### [EXTRACTO DE PÁGINA]
# compilar para otra arquitectura (maquina pequeña)

## DarkMind

tengo una maquina pequeña, un pentium 200 mhz con 112 mb de ram, video de 2 mb y hdd de 10 GB

quiero ponerle gentoo, pero por razones obvias, si compilara los paquetes en esa maquina terminaria como en un mes de instalar gentoo  :Laughing:  (no me quiero imaginar compilar xorg en esa maquina)

a la maquina se le da un uso de escritorio, navegar en internet, escuchar musica, ver mpg.. (xorg, firefox,beep media player, mplayer, xfce4)

yo aca tengo gentoo en mi maquina que es un athlon xp 2200+, 512 mb ram

mi pregunta es si podria usar mi maquina para poder compilar los paquetes de la maquina chica, (ya k los paquetes k uso no servirian, ya que son para athlon-xp)

cual seria la mejor forma de hacer esto?

alguna recomendacion?

gracias

----------

## lanshor

Si los tienes en red (que supongo que si claro) no hay problema  :Wink: 

http://www.gentoo.org/doc/es/distcc.xml

----------

## Ferdy

Esas dos máquinas son la misma arquitectura... un simple distcc debería valer

Saludos.Ferdy

----------

## psm1984

Yo probe distcc y no me gusto mucho (fallaban unos cuantos paquetes). Otra opción quizá sea cargar el sistema de archivos por red y hacer un chroot en él para compilar... También puedes hacer que la máquina sea un terminal de tu ordenador principal  :Razz: .

----------

## focahclero

Hay distintos hilos en el foro donde se habla de todo esto, por ejemplo:

https://forums.gentoo.org/viewtopic-t-237999.html

https://forums.gentoo.org/viewtopic-t-290332.html

...

Saludos,

----------

## Zamorate

Yo instale una gentoo para un p3 desde mi athlon64(lo tengo en modo 32 bits). Lo que hice fue pinchar el hd del p3 en el amd64, chroot y seguir el handbook.

Agur

----------

## Eleazar Anzola

Yo no me daria mala vida, simplemente colocas el disco como esclavo en la maquina más rápida, lo particiono, formateo le hago us tarball y alli con un chroot compilas todo usando los parametros para la más lenta, despues montas el disco con todo compilado en su lugar en el PII ó PIII y con el livecd terminas el grub. Ya yo lo he echo varias veces y de verdad es un tiro al piso, impelable.

----------

## DarkMind

gracias, ya tengo varias ideas para hacerlo

apenas tengo un poco de tiempo tiro con la maquina chica  :Smile: 

----------

### [LÍNEAS PROPORCIONADAS]
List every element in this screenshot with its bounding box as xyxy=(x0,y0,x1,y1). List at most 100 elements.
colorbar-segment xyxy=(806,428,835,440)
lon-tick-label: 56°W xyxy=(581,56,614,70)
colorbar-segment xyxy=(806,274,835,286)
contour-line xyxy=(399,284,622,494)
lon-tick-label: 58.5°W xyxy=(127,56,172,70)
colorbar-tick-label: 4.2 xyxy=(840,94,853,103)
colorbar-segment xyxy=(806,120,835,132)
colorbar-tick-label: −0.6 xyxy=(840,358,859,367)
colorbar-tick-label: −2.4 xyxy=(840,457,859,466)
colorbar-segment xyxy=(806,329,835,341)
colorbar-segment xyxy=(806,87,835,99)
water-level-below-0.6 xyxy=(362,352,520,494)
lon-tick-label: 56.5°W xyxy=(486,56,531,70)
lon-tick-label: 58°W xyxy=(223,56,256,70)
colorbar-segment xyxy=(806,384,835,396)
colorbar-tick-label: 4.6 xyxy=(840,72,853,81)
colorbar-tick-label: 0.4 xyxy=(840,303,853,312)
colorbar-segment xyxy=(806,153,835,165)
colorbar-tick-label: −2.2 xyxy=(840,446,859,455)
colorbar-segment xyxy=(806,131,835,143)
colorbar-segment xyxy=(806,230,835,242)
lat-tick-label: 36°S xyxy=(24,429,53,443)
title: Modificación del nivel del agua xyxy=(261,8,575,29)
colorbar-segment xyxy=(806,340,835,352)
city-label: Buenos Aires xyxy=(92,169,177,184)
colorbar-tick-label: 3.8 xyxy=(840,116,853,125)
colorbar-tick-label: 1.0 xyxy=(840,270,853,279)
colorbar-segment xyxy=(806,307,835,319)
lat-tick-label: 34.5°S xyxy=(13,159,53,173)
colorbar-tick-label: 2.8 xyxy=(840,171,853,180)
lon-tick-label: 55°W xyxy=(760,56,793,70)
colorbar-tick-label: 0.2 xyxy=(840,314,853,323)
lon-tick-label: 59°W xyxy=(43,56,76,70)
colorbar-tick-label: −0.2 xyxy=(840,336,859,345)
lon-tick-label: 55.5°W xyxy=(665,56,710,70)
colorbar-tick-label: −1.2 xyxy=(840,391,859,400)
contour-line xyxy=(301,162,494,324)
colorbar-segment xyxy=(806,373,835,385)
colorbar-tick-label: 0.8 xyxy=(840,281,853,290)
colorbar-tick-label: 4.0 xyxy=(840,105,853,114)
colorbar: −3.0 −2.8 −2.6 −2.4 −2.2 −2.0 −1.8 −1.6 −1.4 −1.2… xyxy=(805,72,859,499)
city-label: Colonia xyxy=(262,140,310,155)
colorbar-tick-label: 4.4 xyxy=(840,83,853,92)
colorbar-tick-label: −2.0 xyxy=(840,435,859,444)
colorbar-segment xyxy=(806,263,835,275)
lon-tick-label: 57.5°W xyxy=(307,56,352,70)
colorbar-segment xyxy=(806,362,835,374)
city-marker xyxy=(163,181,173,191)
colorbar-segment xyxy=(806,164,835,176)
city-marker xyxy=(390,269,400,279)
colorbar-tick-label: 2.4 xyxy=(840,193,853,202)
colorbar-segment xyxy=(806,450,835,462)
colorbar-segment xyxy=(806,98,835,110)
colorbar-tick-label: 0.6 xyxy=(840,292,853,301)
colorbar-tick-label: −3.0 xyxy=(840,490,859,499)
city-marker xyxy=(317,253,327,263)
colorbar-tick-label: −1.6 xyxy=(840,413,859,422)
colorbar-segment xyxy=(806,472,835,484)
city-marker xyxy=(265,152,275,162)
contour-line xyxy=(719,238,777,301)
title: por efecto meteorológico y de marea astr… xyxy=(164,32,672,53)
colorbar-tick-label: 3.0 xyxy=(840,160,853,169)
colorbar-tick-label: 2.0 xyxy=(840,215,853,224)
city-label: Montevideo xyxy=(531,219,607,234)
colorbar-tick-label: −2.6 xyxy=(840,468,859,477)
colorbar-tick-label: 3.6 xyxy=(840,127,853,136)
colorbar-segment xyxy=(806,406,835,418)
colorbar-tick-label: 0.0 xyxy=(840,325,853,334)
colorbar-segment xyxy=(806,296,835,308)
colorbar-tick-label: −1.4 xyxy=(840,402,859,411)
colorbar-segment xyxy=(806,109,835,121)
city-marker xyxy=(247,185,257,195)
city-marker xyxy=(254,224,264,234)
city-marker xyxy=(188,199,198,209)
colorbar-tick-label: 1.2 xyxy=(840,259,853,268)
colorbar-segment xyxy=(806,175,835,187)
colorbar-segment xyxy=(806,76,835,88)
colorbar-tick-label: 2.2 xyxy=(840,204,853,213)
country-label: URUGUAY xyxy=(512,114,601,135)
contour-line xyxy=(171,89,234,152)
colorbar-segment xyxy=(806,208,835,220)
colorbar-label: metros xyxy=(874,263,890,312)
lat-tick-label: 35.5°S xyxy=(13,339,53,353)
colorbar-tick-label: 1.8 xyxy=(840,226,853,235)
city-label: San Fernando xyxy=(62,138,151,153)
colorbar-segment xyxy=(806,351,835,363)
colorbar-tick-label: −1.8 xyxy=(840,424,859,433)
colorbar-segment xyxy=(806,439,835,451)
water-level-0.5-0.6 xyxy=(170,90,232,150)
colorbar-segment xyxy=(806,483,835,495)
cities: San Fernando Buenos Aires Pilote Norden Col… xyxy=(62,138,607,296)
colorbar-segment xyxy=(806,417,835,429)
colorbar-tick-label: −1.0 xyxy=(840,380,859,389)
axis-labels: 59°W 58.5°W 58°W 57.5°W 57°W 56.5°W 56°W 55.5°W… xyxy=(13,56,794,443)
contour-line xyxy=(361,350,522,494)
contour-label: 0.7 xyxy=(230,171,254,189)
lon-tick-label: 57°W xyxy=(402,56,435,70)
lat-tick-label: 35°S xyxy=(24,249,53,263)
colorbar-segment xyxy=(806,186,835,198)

### [PROBLEMA BREVE]
Enumera todos los programas que el hilo sobre compilar Gentoo para una máquina pequeña cita entre paréntesis como los que se usan en esa máquina.

### [RESPUESTA REDACTADA]
- xorg
- firefox
- beep media player
- mplayer
- xfce4